● **Stated exercise**
Each entry here needs to be set down again exactly, please; pictures are left out.
--- Begin Material shown ---
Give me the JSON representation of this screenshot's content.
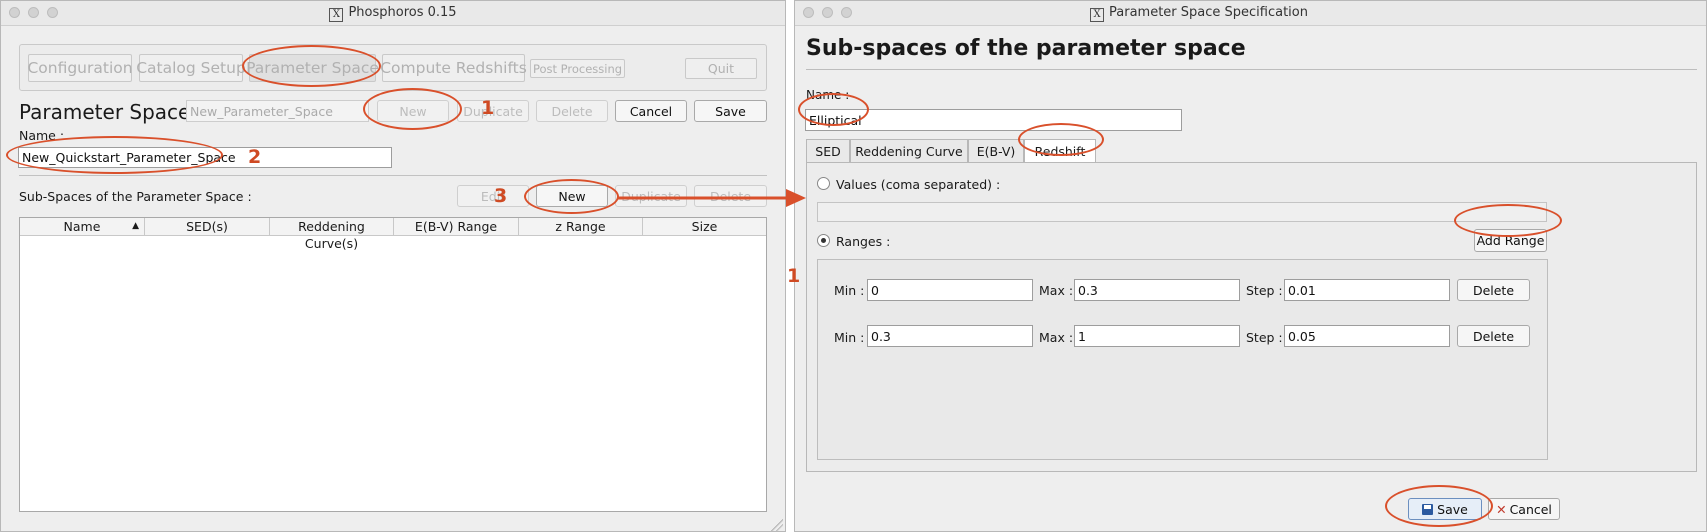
{
  "left_window": {
    "title": "Phosphoros 0.15",
    "nav": [
      "Configuration",
      "Catalog Setup",
      "Parameter Space",
      "Compute Redshifts",
      "Post Processing",
      "Quit"
    ],
    "heading": "Parameter Space :",
    "ps_select_value": "New_Parameter_Space",
    "buttons": {
      "new": "New",
      "duplicate": "Duplicate",
      "delete": "Delete",
      "cancel": "Cancel",
      "save": "Save"
    },
    "name_label": "Name :",
    "name_value": "New_Quickstart_Parameter_Space",
    "subspaces_label": "Sub-Spaces of the Parameter Space :",
    "sub_buttons": {
      "edit": "Edit",
      "new": "New",
      "duplicate": "Duplicate",
      "delete": "Delete"
    },
    "table_columns": [
      "Name",
      "SED(s)",
      "Reddening Curve(s)",
      "E(B-V) Range",
      "z Range",
      "Size"
    ]
  },
  "annotations": {
    "step1": "1",
    "step2": "2",
    "step3": "3",
    "margin_mark": "1"
  },
  "right_window": {
    "title": "Parameter Space Specification",
    "heading": "Sub-spaces of the parameter space",
    "name_label": "Name :",
    "name_value": "Elliptical",
    "tabs": [
      "SED",
      "Reddening Curve",
      "E(B-V)",
      "Redshift"
    ],
    "values_label": "Values (coma separated) :",
    "values_input": "",
    "ranges_label": "Ranges :",
    "add_range": "Add Range",
    "ranges": [
      {
        "min_label": "Min :",
        "min": "0",
        "max_label": "Max :",
        "max": "0.3",
        "step_label": "Step :",
        "step": "0.01",
        "delete": "Delete"
      },
      {
        "min_label": "Min :",
        "min": "0.3",
        "max_label": "Max :",
        "max": "1",
        "step_label": "Step :",
        "step": "0.05",
        "delete": "Delete"
      }
    ],
    "save": "Save",
    "cancel": "Cancel"
  },
  "colors": {
    "annotation": "#d9502b"
  }
}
--- End Material shown ---
● **Task answer**
Give me the JSON representation of this screenshot's content.
{
  "left_window": {
    "title": "Phosphoros 0.15",
    "nav": [
      "Configuration",
      "Catalog Setup",
      "Parameter Space",
      "Compute Redshifts",
      "Post Processing",
      "Quit"
    ],
    "heading": "Parameter Space :",
    "ps_select_value": "New_Parameter_Space",
    "buttons": {
      "new": "New",
      "duplicate": "Duplicate",
      "delete": "Delete",
      "cancel": "Cancel",
      "save": "Save"
    },
    "name_label": "Name :",
    "name_value": "New_Quickstart_Parameter_Space",
    "subspaces_label": "Sub-Spaces of the Parameter Space :",
    "sub_buttons": {
      "edit": "Edit",
      "new": "New",
      "duplicate": "Duplicate",
      "delete": "Delete"
    },
    "table_columns": [
      "Name",
      "SED(s)",
      "Reddening Curve(s)",
      "E(B-V) Range",
      "z Range",
      "Size"
    ]
  },
  "annotations": {
    "step1": "1",
    "step2": "2",
    "step3": "3",
    "margin_mark": "1"
  },
  "right_window": {
    "title": "Parameter Space Specification",
    "heading": "Sub-spaces of the parameter space",
    "name_label": "Name :",
    "name_value": "Elliptical",
    "tabs": [
      "SED",
      "Reddening Curve",
      "E(B-V)",
      "Redshift"
    ],
    "values_label": "Values (coma separated) :",
    "values_input": "",
    "ranges_label": "Ranges :",
    "add_range": "Add Range",
    "ranges": [
      {
        "min_label": "Min :",
        "min": "0",
        "max_label": "Max :",
        "max": "0.3",
        "step_label": "Step :",
        "step": "0.01",
        "delete": "Delete"
      },
      {
        "min_label": "Min :",
        "min": "0.3",
        "max_label": "Max :",
        "max": "1",
        "step_label": "Step :",
        "step": "0.05",
        "delete": "Delete"
      }
    ],
    "save": "Save",
    "cancel": "Cancel"
  },
  "colors": {
    "annotation": "#d9502b"
  }
}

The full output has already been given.